## CHALLENGE
Quote every entry word for word.

-- BEGIN --

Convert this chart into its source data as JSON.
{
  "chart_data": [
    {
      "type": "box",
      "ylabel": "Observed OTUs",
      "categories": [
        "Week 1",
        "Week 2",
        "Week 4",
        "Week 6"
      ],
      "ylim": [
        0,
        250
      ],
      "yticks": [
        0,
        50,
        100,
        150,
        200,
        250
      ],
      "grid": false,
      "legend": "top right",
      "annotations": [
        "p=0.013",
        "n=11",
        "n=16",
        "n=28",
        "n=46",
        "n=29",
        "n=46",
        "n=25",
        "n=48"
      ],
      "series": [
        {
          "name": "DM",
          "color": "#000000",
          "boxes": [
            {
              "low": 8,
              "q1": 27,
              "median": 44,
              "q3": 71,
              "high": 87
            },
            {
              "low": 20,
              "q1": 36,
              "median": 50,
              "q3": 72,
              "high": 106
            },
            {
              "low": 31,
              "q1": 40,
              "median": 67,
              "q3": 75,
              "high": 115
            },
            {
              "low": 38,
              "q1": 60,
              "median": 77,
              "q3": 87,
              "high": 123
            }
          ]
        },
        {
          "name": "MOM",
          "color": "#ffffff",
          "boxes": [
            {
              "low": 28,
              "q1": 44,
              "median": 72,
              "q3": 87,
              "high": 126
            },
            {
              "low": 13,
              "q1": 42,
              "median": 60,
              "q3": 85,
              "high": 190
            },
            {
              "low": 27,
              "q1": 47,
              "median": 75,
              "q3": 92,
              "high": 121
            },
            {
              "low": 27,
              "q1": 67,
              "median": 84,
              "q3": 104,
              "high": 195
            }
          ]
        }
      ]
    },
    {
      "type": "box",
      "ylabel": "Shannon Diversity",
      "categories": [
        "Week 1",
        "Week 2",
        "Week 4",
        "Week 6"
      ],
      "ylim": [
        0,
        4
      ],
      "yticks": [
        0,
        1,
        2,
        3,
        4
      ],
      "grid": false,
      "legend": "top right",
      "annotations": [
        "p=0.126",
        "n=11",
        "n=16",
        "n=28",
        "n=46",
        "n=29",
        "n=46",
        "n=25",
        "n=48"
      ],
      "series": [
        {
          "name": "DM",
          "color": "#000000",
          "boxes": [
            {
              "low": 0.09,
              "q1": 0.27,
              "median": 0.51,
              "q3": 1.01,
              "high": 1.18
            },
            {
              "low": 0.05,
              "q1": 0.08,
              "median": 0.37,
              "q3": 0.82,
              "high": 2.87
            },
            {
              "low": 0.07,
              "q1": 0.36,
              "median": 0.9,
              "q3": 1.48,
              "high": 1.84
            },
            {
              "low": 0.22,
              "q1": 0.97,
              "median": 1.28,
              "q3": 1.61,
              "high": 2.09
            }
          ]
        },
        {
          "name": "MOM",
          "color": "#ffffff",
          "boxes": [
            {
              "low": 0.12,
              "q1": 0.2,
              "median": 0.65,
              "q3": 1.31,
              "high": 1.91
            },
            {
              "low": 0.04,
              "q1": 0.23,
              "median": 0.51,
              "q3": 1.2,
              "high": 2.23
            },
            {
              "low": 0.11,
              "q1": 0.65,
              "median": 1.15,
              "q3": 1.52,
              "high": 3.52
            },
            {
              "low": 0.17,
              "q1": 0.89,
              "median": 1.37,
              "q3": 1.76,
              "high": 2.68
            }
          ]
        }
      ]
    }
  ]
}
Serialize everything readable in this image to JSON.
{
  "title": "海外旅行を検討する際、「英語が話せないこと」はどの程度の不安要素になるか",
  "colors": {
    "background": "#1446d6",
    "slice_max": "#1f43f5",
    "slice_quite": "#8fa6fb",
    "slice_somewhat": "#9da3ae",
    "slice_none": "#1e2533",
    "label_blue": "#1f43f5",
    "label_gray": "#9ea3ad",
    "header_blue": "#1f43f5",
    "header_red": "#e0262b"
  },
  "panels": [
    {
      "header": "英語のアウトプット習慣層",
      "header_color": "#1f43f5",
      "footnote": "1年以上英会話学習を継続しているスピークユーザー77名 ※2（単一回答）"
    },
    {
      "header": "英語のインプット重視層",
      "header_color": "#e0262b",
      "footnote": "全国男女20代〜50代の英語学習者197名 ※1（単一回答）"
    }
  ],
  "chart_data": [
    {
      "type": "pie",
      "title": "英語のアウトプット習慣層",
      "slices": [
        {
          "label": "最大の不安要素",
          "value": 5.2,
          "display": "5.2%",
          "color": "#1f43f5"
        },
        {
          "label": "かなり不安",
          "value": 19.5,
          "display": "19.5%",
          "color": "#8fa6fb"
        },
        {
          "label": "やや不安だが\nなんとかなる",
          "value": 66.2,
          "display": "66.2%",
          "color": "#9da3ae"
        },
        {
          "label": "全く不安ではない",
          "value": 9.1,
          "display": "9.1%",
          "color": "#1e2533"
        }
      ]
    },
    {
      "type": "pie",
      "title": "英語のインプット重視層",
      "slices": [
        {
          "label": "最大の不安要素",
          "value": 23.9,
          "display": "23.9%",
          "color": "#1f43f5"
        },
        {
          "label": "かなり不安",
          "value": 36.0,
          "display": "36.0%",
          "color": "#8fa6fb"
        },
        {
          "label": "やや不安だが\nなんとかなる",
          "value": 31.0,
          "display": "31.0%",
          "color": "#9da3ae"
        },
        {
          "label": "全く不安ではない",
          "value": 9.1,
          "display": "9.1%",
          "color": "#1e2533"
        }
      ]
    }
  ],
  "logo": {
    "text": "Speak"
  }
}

-- END --

## RESULT OF THIS TASK
Convert this chart into its source data as JSON.
{
  "chart_data": [
    {
      "type": "box",
      "ylabel": "Observed OTUs",
      "categories": [
        "Week 1",
        "Week 2",
        "Week 4",
        "Week 6"
      ],
      "ylim": [
        0,
        250
      ],
      "yticks": [
        0,
        50,
        100,
        150,
        200,
        250
      ],
      "grid": false,
      "legend": "top right",
      "annotations": [
        "p=0.013",
        "n=11",
        "n=16",
        "n=28",
        "n=46",
        "n=29",
        "n=46",
        "n=25",
        "n=48"
      ],
      "series": [
        {
          "name": "DM",
          "color": "#000000",
          "boxes": [
            {
              "low": 8,
              "q1": 27,
              "median": 44,
              "q3": 71,
              "high": 87
            },
            {
              "low": 20,
              "q1": 36,
              "median": 50,
              "q3": 72,
              "high": 106
            },
            {
              "low": 31,
              "q1": 40,
              "median": 67,
              "q3": 75,
              "high": 115
            },
            {
              "low": 38,
              "q1": 60,
              "median": 77,
              "q3": 87,
              "high": 123
            }
          ]
        },
        {
          "name": "MOM",
          "color": "#ffffff",
          "boxes": [
            {
              "low": 28,
              "q1": 44,
              "median": 72,
              "q3": 87,
              "high": 126
            },
            {
              "low": 13,
              "q1": 42,
              "median": 60,
              "q3": 85,
              "high": 190
            },
            {
              "low": 27,
              "q1": 47,
              "median": 75,
              "q3": 92,
              "high": 121
            },
            {
              "low": 27,
              "q1": 67,
              "median": 84,
              "q3": 104,
              "high": 195
            }
          ]
        }
      ]
    },
    {
      "type": "box",
      "ylabel": "Shannon Diversity",
      "categories": [
        "Week 1",
        "Week 2",
        "Week 4",
        "Week 6"
      ],
      "ylim": [
        0,
        4
      ],
      "yticks": [
        0,
        1,
        2,
        3,
        4
      ],
      "grid": false,
      "legend": "top right",
      "annotations": [
        "p=0.126",
        "n=11",
        "n=16",
        "n=28",
        "n=46",
        "n=29",
        "n=46",
        "n=25",
        "n=48"
      ],
      "series": [
        {
          "name": "DM",
          "color": "#000000",
          "boxes": [
            {
              "low": 0.09,
              "q1": 0.27,
              "median": 0.51,
              "q3": 1.01,
              "high": 1.18
            },
            {
              "low": 0.05,
              "q1": 0.08,
              "median": 0.37,
              "q3": 0.82,
              "high": 2.87
            },
            {
              "low": 0.07,
              "q1": 0.36,
              "median": 0.9,
              "q3": 1.48,
              "high": 1.84
            },
            {
              "low": 0.22,
              "q1": 0.97,
              "median": 1.28,
              "q3": 1.61,
              "high": 2.09
            }
          ]
        },
        {
          "name": "MOM",
          "color": "#ffffff",
          "boxes": [
            {
              "low": 0.12,
              "q1": 0.2,
              "median": 0.65,
              "q3": 1.31,
              "high": 1.91
            },
            {
              "low": 0.04,
              "q1": 0.23,
              "median": 0.51,
              "q3": 1.2,
              "high": 2.23
            },
            {
              "low": 0.11,
              "q1": 0.65,
              "median": 1.15,
              "q3": 1.52,
              "high": 3.52
            },
            {
              "low": 0.17,
              "q1": 0.89,
              "median": 1.37,
              "q3": 1.76,
              "high": 2.68
            }
          ]
        }
      ]
    }
  ]
}
Serialize everything readable in this image to JSON.
{
  "title": "海外旅行を検討する際、「英語が話せないこと」はどの程度の不安要素になるか",
  "colors": {
    "background": "#1446d6",
    "slice_max": "#1f43f5",
    "slice_quite": "#8fa6fb",
    "slice_somewhat": "#9da3ae",
    "slice_none": "#1e2533",
    "label_blue": "#1f43f5",
    "label_gray": "#9ea3ad",
    "header_blue": "#1f43f5",
    "header_red": "#e0262b"
  },
  "panels": [
    {
      "header": "英語のアウトプット習慣層",
      "header_color": "#1f43f5",
      "footnote": "1年以上英会話学習を継続しているスピークユーザー77名 ※2（単一回答）"
    },
    {
      "header": "英語のインプット重視層",
      "header_color": "#e0262b",
      "footnote": "全国男女20代〜50代の英語学習者197名 ※1（単一回答）"
    }
  ],
  "chart_data": [
    {
      "type": "pie",
      "title": "英語のアウトプット習慣層",
      "slices": [
        {
          "label": "最大の不安要素",
          "value": 5.2,
          "display": "5.2%",
          "color": "#1f43f5"
        },
        {
          "label": "かなり不安",
          "value": 19.5,
          "display": "19.5%",
          "color": "#8fa6fb"
        },
        {
          "label": "やや不安だが\nなんとかなる",
          "value": 66.2,
          "display": "66.2%",
          "color": "#9da3ae"
        },
        {
          "label": "全く不安ではない",
          "value": 9.1,
          "display": "9.1%",
          "color": "#1e2533"
        }
      ]
    },
    {
      "type": "pie",
      "title": "英語のインプット重視層",
      "slices": [
        {
          "label": "最大の不安要素",
          "value": 23.9,
          "display": "23.9%",
          "color": "#1f43f5"
        },
        {
          "label": "かなり不安",
          "value": 36.0,
          "display": "36.0%",
          "color": "#8fa6fb"
        },
        {
          "label": "やや不安だが\nなんとかなる",
          "value": 31.0,
          "display": "31.0%",
          "color": "#9da3ae"
        },
        {
          "label": "全く不安ではない",
          "value": 9.1,
          "display": "9.1%",
          "color": "#1e2533"
        }
      ]
    }
  ],
  "logo": {
    "text": "Speak"
  }
}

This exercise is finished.